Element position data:
──────

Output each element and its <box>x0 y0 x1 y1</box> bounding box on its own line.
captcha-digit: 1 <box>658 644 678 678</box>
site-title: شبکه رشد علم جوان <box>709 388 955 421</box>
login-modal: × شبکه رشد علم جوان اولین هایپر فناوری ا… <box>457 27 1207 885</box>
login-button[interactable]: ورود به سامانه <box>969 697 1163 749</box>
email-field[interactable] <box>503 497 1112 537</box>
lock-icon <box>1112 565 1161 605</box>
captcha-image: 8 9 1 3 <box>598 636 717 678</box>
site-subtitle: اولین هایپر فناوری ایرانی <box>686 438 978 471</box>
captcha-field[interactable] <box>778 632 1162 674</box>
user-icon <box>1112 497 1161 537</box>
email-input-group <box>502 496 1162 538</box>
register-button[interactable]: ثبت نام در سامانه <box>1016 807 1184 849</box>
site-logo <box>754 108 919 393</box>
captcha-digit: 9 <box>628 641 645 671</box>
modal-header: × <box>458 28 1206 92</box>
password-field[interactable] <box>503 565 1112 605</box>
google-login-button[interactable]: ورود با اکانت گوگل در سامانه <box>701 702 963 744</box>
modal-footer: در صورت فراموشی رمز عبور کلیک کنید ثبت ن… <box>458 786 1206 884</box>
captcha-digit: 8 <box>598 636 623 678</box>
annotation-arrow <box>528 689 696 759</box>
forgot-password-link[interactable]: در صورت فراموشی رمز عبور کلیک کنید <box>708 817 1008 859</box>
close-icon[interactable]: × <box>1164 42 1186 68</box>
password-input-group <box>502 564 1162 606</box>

──────

What you have to do | Reproduce every line of the records above with no changes at all.

Solution for this task |
Output each element and its <box>x0 y0 x1 y1</box> bounding box on its own line.
captcha-digit: 1 <box>658 644 678 678</box>
site-title: شبکه رشد علم جوان <box>709 388 955 421</box>
login-modal: × شبکه رشد علم جوان اولین هایپر فناوری ا… <box>457 27 1207 885</box>
login-button[interactable]: ورود به سامانه <box>969 697 1163 749</box>
email-field[interactable] <box>503 497 1112 537</box>
lock-icon <box>1112 565 1161 605</box>
captcha-image: 8 9 1 3 <box>598 636 717 678</box>
site-subtitle: اولین هایپر فناوری ایرانی <box>686 438 978 471</box>
captcha-field[interactable] <box>778 632 1162 674</box>
user-icon <box>1112 497 1161 537</box>
email-input-group <box>502 496 1162 538</box>
register-button[interactable]: ثبت نام در سامانه <box>1016 807 1184 849</box>
site-logo <box>754 108 919 393</box>
captcha-digit: 9 <box>628 641 645 671</box>
modal-header: × <box>458 28 1206 92</box>
password-field[interactable] <box>503 565 1112 605</box>
google-login-button[interactable]: ورود با اکانت گوگل در سامانه <box>701 702 963 744</box>
modal-footer: در صورت فراموشی رمز عبور کلیک کنید ثبت ن… <box>458 786 1206 884</box>
captcha-digit: 8 <box>598 636 623 678</box>
annotation-arrow <box>528 689 696 759</box>
forgot-password-link[interactable]: در صورت فراموشی رمز عبور کلیک کنید <box>708 817 1008 859</box>
close-icon[interactable]: × <box>1164 42 1186 68</box>
password-input-group <box>502 564 1162 606</box>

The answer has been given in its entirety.